- [INSTRUCTION]
All entries must be repeated exactly; do not include the pictures.

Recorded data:
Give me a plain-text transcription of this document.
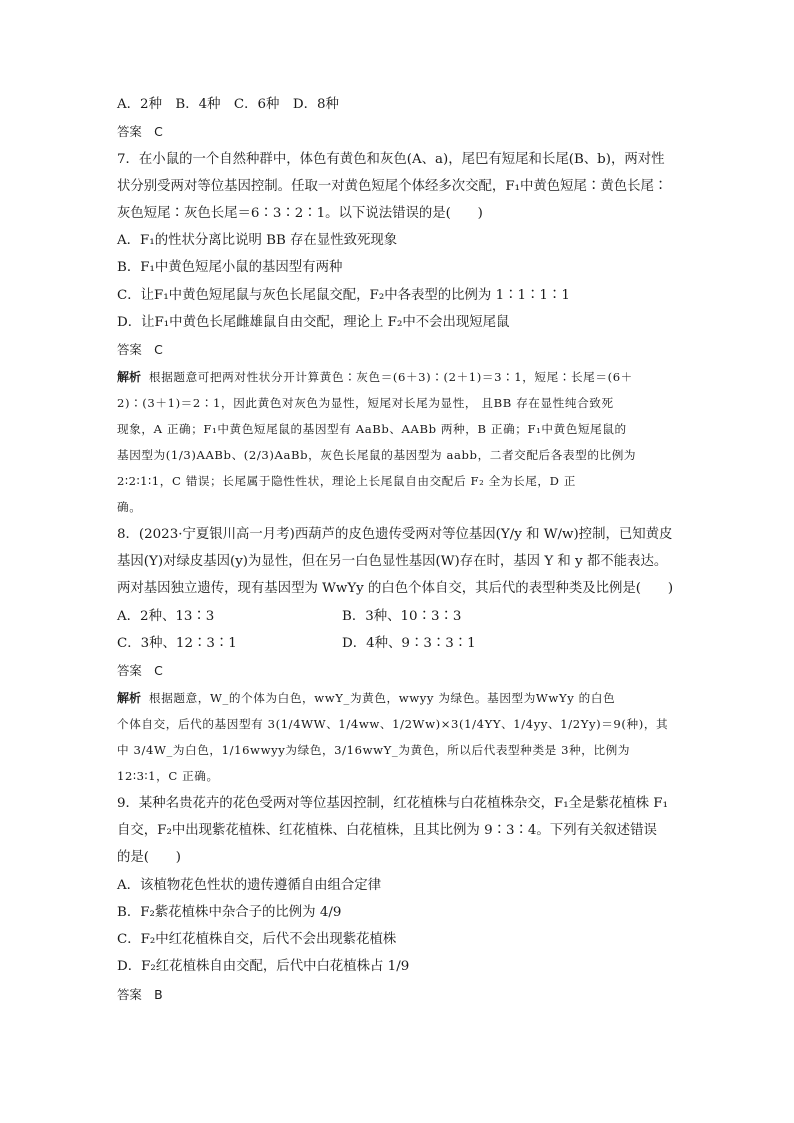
A．2种　B．4种　C．6种　D．8种
答案　C
7．在小鼠的一个自然种群中，体色有黄色和灰色(A、a)，尾巴有短尾和长尾(B、b)，两对性
状分别受两对等位基因控制。任取一对黄色短尾个体经多次交配，F₁中黄色短尾∶黄色长尾∶
灰色短尾∶灰色长尾＝6∶3∶2∶1。以下说法错误的是(　　)
A．F₁的性状分离比说明 BB 存在显性致死现象
B．F₁中黄色短尾小鼠的基因型有两种
C．让F₁中黄色短尾鼠与灰色长尾鼠交配，F₂中各表型的比例为 1∶1∶1∶1
D．让F₁中黄色长尾雌雄鼠自由交配，理论上 F₂中不会出现短尾鼠
答案　C
解析 根据题意可把两对性状分开计算黄色∶灰色＝(6＋3)∶(2＋1)＝3∶1，短尾∶长尾＝(6＋
2)∶(3＋1)＝2∶1，因此黄色对灰色为显性，短尾对长尾为显性， 且BB 存在显性纯合致死
现象，A 正确；F₁中黄色短尾鼠的基因型有 AaBb、AABb 两种，B 正确；F₁中黄色短尾鼠的
基因型为(1/3)AABb、(2/3)AaBb，灰色长尾鼠的基因型为 aabb，二者交配后各表型的比例为
2∶2∶1∶1，C 错误；长尾属于隐性性状，理论上长尾鼠自由交配后 F₂ 全为长尾，D 正
确。
8．(2023·宁夏银川高一月考)西葫芦的皮色遗传受两对等位基因(Y/y 和 W/w)控制，已知黄皮
基因(Y)对绿皮基因(y)为显性，但在另一白色显性基因(W)存在时，基因 Y 和 y 都不能表达。
两对基因独立遗传，现有基因型为 WwYy 的白色个体自交，其后代的表型种类及比例是(　　)
A．2种、13∶3	B．3种、10∶3∶3
C．3种、12∶3∶1	D．4种、9∶3∶3∶1
答案　C
解析 根据题意，W_的个体为白色，wwY_为黄色，wwyy 为绿色。基因型为WwYy 的白色
个体自交，后代的基因型有 3(1/4WW、1/4ww、1/2Ww)×3(1/4YY、1/4yy、1/2Yy)＝9(种)，其
中 3/4W_为白色，1/16wwyy为绿色，3/16wwY_为黄色，所以后代表型种类是 3种，比例为
12∶3∶1，C 正确。
9．某种名贵花卉的花色受两对等位基因控制，红花植株与白花植株杂交，F₁全是紫花植株 F₁
自交，F₂中出现紫花植株、红花植株、白花植株，且其比例为 9∶3∶4。下列有关叙述错误
的是(　　)
A．该植物花色性状的遗传遵循自由组合定律
B．F₂紫花植株中杂合子的比例为 4/9
C．F₂中红花植株自交，后代不会出现紫花植株
D．F₂红花植株自由交配，后代中白花植株占 1/9
答案　B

- [ANSWER FOR THE TASK]
Give me a plain-text transcription of this document.
A．2种　B．4种　C．6种　D．8种
答案　C
7．在小鼠的一个自然种群中，体色有黄色和灰色(A、a)，尾巴有短尾和长尾(B、b)，两对性
状分别受两对等位基因控制。任取一对黄色短尾个体经多次交配，F₁中黄色短尾∶黄色长尾∶
灰色短尾∶灰色长尾＝6∶3∶2∶1。以下说法错误的是(　　)
A．F₁的性状分离比说明 BB 存在显性致死现象
B．F₁中黄色短尾小鼠的基因型有两种
C．让F₁中黄色短尾鼠与灰色长尾鼠交配，F₂中各表型的比例为 1∶1∶1∶1
D．让F₁中黄色长尾雌雄鼠自由交配，理论上 F₂中不会出现短尾鼠
答案　C
解析 根据题意可把两对性状分开计算黄色∶灰色＝(6＋3)∶(2＋1)＝3∶1，短尾∶长尾＝(6＋
2)∶(3＋1)＝2∶1，因此黄色对灰色为显性，短尾对长尾为显性， 且BB 存在显性纯合致死
现象，A 正确；F₁中黄色短尾鼠的基因型有 AaBb、AABb 两种，B 正确；F₁中黄色短尾鼠的
基因型为(1/3)AABb、(2/3)AaBb，灰色长尾鼠的基因型为 aabb，二者交配后各表型的比例为
2∶2∶1∶1，C 错误；长尾属于隐性性状，理论上长尾鼠自由交配后 F₂ 全为长尾，D 正
确。
8．(2023·宁夏银川高一月考)西葫芦的皮色遗传受两对等位基因(Y/y 和 W/w)控制，已知黄皮
基因(Y)对绿皮基因(y)为显性，但在另一白色显性基因(W)存在时，基因 Y 和 y 都不能表达。
两对基因独立遗传，现有基因型为 WwYy 的白色个体自交，其后代的表型种类及比例是(　　)
A．2种、13∶3	B．3种、10∶3∶3
C．3种、12∶3∶1	D．4种、9∶3∶3∶1
答案　C
解析 根据题意，W_的个体为白色，wwY_为黄色，wwyy 为绿色。基因型为WwYy 的白色
个体自交，后代的基因型有 3(1/4WW、1/4ww、1/2Ww)×3(1/4YY、1/4yy、1/2Yy)＝9(种)，其
中 3/4W_为白色，1/16wwyy为绿色，3/16wwY_为黄色，所以后代表型种类是 3种，比例为
12∶3∶1，C 正确。
9．某种名贵花卉的花色受两对等位基因控制，红花植株与白花植株杂交，F₁全是紫花植株 F₁
自交，F₂中出现紫花植株、红花植株、白花植株，且其比例为 9∶3∶4。下列有关叙述错误
的是(　　)
A．该植物花色性状的遗传遵循自由组合定律
B．F₂紫花植株中杂合子的比例为 4/9
C．F₂中红花植株自交，后代不会出现紫花植株
D．F₂红花植株自由交配，后代中白花植株占 1/9
答案　B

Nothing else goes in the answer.